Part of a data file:
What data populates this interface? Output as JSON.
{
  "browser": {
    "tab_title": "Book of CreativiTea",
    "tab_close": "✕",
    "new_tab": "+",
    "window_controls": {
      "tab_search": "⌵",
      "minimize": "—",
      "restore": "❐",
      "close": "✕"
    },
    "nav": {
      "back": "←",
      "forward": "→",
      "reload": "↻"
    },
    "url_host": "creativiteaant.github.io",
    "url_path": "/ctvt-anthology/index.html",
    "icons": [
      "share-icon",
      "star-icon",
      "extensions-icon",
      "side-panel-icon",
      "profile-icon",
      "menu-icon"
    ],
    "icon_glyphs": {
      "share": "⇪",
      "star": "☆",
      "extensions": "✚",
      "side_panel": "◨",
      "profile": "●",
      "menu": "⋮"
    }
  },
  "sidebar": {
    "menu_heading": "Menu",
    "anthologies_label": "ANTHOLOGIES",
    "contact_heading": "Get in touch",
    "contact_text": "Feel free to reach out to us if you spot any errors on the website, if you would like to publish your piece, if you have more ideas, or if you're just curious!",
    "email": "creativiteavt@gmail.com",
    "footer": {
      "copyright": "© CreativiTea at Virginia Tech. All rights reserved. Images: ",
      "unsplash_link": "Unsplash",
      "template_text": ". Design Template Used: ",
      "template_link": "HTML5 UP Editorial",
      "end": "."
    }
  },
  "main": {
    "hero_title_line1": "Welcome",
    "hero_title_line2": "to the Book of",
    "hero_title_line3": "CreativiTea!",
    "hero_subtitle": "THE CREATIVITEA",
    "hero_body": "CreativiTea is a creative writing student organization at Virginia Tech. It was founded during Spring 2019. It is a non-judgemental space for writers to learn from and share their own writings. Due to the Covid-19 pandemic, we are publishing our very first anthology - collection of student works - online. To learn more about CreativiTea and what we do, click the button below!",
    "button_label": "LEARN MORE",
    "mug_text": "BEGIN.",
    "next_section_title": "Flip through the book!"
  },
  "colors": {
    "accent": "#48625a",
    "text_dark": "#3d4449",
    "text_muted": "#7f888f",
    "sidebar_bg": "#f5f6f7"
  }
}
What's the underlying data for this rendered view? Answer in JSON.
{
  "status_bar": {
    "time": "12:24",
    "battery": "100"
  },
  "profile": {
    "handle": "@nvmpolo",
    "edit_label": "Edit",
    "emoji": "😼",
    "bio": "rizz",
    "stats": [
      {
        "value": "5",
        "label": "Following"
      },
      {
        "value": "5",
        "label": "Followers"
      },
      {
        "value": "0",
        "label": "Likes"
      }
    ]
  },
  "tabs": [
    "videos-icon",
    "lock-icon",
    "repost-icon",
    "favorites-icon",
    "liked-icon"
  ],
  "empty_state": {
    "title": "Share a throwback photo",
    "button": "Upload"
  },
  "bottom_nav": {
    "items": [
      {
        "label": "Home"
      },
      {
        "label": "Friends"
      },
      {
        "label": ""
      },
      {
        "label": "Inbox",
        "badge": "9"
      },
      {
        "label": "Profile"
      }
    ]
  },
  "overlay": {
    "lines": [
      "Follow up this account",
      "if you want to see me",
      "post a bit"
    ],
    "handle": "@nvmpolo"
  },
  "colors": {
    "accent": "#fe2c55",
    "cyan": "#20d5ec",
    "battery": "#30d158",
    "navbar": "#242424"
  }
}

Given request:
Find every line that includes the string "this". Report how many there are and nothing else.

Solved exercise:
3